**To do**:
Repeat the records below exactly.

**Data entries**:
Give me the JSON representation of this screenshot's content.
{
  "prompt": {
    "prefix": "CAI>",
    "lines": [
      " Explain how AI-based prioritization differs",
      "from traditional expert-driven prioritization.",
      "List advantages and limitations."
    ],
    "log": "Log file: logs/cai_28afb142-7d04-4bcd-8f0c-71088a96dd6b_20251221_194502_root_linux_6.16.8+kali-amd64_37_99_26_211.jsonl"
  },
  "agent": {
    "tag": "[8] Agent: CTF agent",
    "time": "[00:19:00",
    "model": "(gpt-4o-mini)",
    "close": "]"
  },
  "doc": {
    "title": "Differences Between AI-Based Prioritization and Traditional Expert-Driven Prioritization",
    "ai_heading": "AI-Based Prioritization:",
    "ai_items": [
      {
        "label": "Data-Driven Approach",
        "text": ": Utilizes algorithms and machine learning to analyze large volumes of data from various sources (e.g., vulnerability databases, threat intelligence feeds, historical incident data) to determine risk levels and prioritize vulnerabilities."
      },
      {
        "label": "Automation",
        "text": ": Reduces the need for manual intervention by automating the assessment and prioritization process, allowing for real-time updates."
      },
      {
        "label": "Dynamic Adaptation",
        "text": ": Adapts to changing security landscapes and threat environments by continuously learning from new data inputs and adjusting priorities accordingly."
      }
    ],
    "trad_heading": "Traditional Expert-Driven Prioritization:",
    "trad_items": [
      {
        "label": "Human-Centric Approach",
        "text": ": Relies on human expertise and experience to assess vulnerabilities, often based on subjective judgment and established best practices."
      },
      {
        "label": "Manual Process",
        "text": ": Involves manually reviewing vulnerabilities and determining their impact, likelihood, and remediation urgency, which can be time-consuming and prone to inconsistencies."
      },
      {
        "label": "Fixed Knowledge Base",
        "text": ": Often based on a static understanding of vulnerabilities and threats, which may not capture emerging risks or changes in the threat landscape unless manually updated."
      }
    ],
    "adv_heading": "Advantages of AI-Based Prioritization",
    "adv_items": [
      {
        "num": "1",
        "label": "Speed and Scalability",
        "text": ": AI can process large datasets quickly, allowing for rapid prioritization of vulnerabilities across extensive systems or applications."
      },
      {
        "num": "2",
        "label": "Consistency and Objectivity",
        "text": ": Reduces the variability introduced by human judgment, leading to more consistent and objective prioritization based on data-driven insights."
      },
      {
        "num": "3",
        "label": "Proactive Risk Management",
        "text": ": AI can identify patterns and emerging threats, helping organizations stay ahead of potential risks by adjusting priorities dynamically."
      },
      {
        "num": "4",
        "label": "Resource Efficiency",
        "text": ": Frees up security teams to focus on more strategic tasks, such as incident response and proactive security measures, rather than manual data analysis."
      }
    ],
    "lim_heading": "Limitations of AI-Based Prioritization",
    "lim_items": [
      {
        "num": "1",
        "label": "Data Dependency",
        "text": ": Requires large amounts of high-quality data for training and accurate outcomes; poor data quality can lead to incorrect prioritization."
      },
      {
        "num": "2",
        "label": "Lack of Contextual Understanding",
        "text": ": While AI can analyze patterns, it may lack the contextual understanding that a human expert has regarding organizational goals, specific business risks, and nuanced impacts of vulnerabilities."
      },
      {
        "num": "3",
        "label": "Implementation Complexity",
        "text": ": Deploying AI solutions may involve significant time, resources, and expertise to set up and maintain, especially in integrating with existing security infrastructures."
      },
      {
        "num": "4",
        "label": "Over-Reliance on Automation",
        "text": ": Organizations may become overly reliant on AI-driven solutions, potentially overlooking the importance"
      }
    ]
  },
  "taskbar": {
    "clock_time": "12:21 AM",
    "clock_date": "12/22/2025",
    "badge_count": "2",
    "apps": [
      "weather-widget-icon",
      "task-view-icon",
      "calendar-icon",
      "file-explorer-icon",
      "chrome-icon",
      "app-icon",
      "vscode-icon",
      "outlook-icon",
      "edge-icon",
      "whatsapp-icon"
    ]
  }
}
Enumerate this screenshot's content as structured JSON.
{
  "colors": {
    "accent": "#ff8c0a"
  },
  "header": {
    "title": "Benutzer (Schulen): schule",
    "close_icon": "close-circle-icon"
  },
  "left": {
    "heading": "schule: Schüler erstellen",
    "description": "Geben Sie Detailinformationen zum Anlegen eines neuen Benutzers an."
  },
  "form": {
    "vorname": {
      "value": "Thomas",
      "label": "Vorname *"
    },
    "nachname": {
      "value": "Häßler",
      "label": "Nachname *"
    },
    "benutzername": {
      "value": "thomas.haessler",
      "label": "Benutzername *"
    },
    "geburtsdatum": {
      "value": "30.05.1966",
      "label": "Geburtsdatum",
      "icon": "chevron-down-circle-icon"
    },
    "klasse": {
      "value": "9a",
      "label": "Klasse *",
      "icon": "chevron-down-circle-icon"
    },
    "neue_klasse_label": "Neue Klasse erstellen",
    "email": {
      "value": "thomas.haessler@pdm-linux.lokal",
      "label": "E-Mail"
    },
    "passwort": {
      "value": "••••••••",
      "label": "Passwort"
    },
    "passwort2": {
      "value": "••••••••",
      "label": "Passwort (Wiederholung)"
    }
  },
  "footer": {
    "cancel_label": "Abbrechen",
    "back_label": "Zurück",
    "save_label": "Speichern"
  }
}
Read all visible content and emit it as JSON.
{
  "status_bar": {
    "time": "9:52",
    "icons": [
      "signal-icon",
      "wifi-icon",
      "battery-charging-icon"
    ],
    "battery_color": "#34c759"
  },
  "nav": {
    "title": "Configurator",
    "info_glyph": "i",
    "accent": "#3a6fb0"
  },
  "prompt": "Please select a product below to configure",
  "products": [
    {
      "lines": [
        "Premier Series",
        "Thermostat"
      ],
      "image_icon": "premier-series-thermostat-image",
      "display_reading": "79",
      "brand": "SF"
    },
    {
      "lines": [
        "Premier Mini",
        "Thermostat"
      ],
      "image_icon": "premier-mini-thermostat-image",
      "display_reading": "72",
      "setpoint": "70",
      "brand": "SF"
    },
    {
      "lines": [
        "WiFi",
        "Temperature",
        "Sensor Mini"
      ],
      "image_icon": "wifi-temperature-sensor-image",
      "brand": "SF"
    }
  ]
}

**Solution**:
Give me the JSON representation of this screenshot's content.
{
  "prompt": {
    "prefix": "CAI>",
    "lines": [
      " Explain how AI-based prioritization differs",
      "from traditional expert-driven prioritization.",
      "List advantages and limitations."
    ],
    "log": "Log file: logs/cai_28afb142-7d04-4bcd-8f0c-71088a96dd6b_20251221_194502_root_linux_6.16.8+kali-amd64_37_99_26_211.jsonl"
  },
  "agent": {
    "tag": "[8] Agent: CTF agent",
    "time": "[00:19:00",
    "model": "(gpt-4o-mini)",
    "close": "]"
  },
  "doc": {
    "title": "Differences Between AI-Based Prioritization and Traditional Expert-Driven Prioritization",
    "ai_heading": "AI-Based Prioritization:",
    "ai_items": [
      {
        "label": "Data-Driven Approach",
        "text": ": Utilizes algorithms and machine learning to analyze large volumes of data from various sources (e.g., vulnerability databases, threat intelligence feeds, historical incident data) to determine risk levels and prioritize vulnerabilities."
      },
      {
        "label": "Automation",
        "text": ": Reduces the need for manual intervention by automating the assessment and prioritization process, allowing for real-time updates."
      },
      {
        "label": "Dynamic Adaptation",
        "text": ": Adapts to changing security landscapes and threat environments by continuously learning from new data inputs and adjusting priorities accordingly."
      }
    ],
    "trad_heading": "Traditional Expert-Driven Prioritization:",
    "trad_items": [
      {
        "label": "Human-Centric Approach",
        "text": ": Relies on human expertise and experience to assess vulnerabilities, often based on subjective judgment and established best practices."
      },
      {
        "label": "Manual Process",
        "text": ": Involves manually reviewing vulnerabilities and determining their impact, likelihood, and remediation urgency, which can be time-consuming and prone to inconsistencies."
      },
      {
        "label": "Fixed Knowledge Base",
        "text": ": Often based on a static understanding of vulnerabilities and threats, which may not capture emerging risks or changes in the threat landscape unless manually updated."
      }
    ],
    "adv_heading": "Advantages of AI-Based Prioritization",
    "adv_items": [
      {
        "num": "1",
        "label": "Speed and Scalability",
        "text": ": AI can process large datasets quickly, allowing for rapid prioritization of vulnerabilities across extensive systems or applications."
      },
      {
        "num": "2",
        "label": "Consistency and Objectivity",
        "text": ": Reduces the variability introduced by human judgment, leading to more consistent and objective prioritization based on data-driven insights."
      },
      {
        "num": "3",
        "label": "Proactive Risk Management",
        "text": ": AI can identify patterns and emerging threats, helping organizations stay ahead of potential risks by adjusting priorities dynamically."
      },
      {
        "num": "4",
        "label": "Resource Efficiency",
        "text": ": Frees up security teams to focus on more strategic tasks, such as incident response and proactive security measures, rather than manual data analysis."
      }
    ],
    "lim_heading": "Limitations of AI-Based Prioritization",
    "lim_items": [
      {
        "num": "1",
        "label": "Data Dependency",
        "text": ": Requires large amounts of high-quality data for training and accurate outcomes; poor data quality can lead to incorrect prioritization."
      },
      {
        "num": "2",
        "label": "Lack of Contextual Understanding",
        "text": ": While AI can analyze patterns, it may lack the contextual understanding that a human expert has regarding organizational goals, specific business risks, and nuanced impacts of vulnerabilities."
      },
      {
        "num": "3",
        "label": "Implementation Complexity",
        "text": ": Deploying AI solutions may involve significant time, resources, and expertise to set up and maintain, especially in integrating with existing security infrastructures."
      },
      {
        "num": "4",
        "label": "Over-Reliance on Automation",
        "text": ": Organizations may become overly reliant on AI-driven solutions, potentially overlooking the importance"
      }
    ]
  },
  "taskbar": {
    "clock_time": "12:21 AM",
    "clock_date": "12/22/2025",
    "badge_count": "2",
    "apps": [
      "weather-widget-icon",
      "task-view-icon",
      "calendar-icon",
      "file-explorer-icon",
      "chrome-icon",
      "app-icon",
      "vscode-icon",
      "outlook-icon",
      "edge-icon",
      "whatsapp-icon"
    ]
  }
}
Enumerate this screenshot's content as structured JSON.
{
  "colors": {
    "accent": "#ff8c0a"
  },
  "header": {
    "title": "Benutzer (Schulen): schule",
    "close_icon": "close-circle-icon"
  },
  "left": {
    "heading": "schule: Schüler erstellen",
    "description": "Geben Sie Detailinformationen zum Anlegen eines neuen Benutzers an."
  },
  "form": {
    "vorname": {
      "value": "Thomas",
      "label": "Vorname *"
    },
    "nachname": {
      "value": "Häßler",
      "label": "Nachname *"
    },
    "benutzername": {
      "value": "thomas.haessler",
      "label": "Benutzername *"
    },
    "geburtsdatum": {
      "value": "30.05.1966",
      "label": "Geburtsdatum",
      "icon": "chevron-down-circle-icon"
    },
    "klasse": {
      "value": "9a",
      "label": "Klasse *",
      "icon": "chevron-down-circle-icon"
    },
    "neue_klasse_label": "Neue Klasse erstellen",
    "email": {
      "value": "thomas.haessler@pdm-linux.lokal",
      "label": "E-Mail"
    },
    "passwort": {
      "value": "••••••••",
      "label": "Passwort"
    },
    "passwort2": {
      "value": "••••••••",
      "label": "Passwort (Wiederholung)"
    }
  },
  "footer": {
    "cancel_label": "Abbrechen",
    "back_label": "Zurück",
    "save_label": "Speichern"
  }
}
Read all visible content and emit it as JSON.
{
  "status_bar": {
    "time": "9:52",
    "icons": [
      "signal-icon",
      "wifi-icon",
      "battery-charging-icon"
    ],
    "battery_color": "#34c759"
  },
  "nav": {
    "title": "Configurator",
    "info_glyph": "i",
    "accent": "#3a6fb0"
  },
  "prompt": "Please select a product below to configure",
  "products": [
    {
      "lines": [
        "Premier Series",
        "Thermostat"
      ],
      "image_icon": "premier-series-thermostat-image",
      "display_reading": "79",
      "brand": "SF"
    },
    {
      "lines": [
        "Premier Mini",
        "Thermostat"
      ],
      "image_icon": "premier-mini-thermostat-image",
      "display_reading": "72",
      "setpoint": "70",
      "brand": "SF"
    },
    {
      "lines": [
        "WiFi",
        "Temperature",
        "Sensor Mini"
      ],
      "image_icon": "wifi-temperature-sensor-image",
      "brand": "SF"
    }
  ]
}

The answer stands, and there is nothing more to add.